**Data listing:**

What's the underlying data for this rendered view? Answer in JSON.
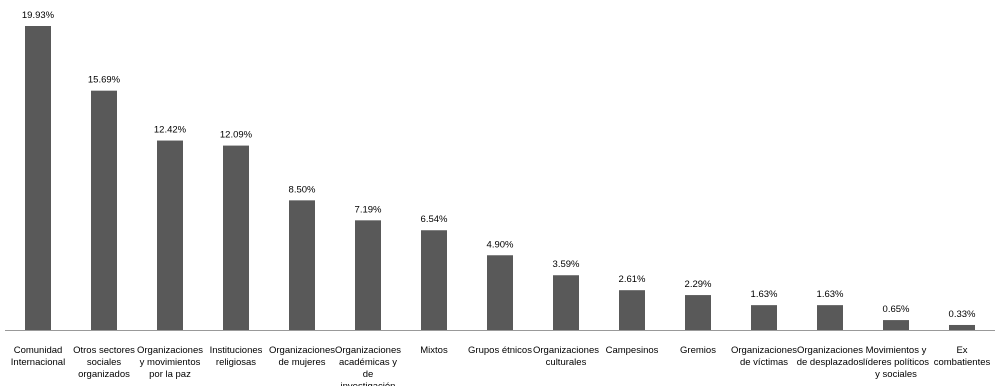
{
  "chart_data": {
    "type": "bar",
    "categories": [
      "Comunidad Internacional",
      "Otros sectores sociales organizados",
      "Organizaciones y movimientos por la paz",
      "Instituciones religiosas",
      "Organizaciones de mujeres",
      "Organizaciones académicas y de investigación",
      "Mixtos",
      "Grupos étnicos",
      "Organizaciones culturales",
      "Campesinos",
      "Gremios",
      "Organizaciones de víctimas",
      "Organizaciones de desplazados",
      "Movimientos y líderes políticos y sociales",
      "Ex combatientes"
    ],
    "values": [
      19.93,
      15.69,
      12.42,
      12.09,
      8.5,
      7.19,
      6.54,
      4.9,
      3.59,
      2.61,
      2.29,
      1.63,
      1.63,
      0.65,
      0.33
    ],
    "value_labels": [
      "19.93%",
      "15.69%",
      "12.42%",
      "12.09%",
      "8.50%",
      "7.19%",
      "6.54%",
      "4.90%",
      "3.59%",
      "2.61%",
      "2.29%",
      "1.63%",
      "1.63%",
      "0.65%",
      "0.33%"
    ],
    "color": "#595959"
  }
}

**WORK TO COMPLETE:** Show every line from the entries above in which the word "Organizaciones" appears.

**WORKED SOLUTION:**
      "Organizaciones y movimientos por la paz",
      "Organizaciones de mujeres",
      "Organizaciones académicas y de investigación",
      "Organizaciones culturales",
      "Organizaciones de víctimas",
      "Organizaciones de desplazados",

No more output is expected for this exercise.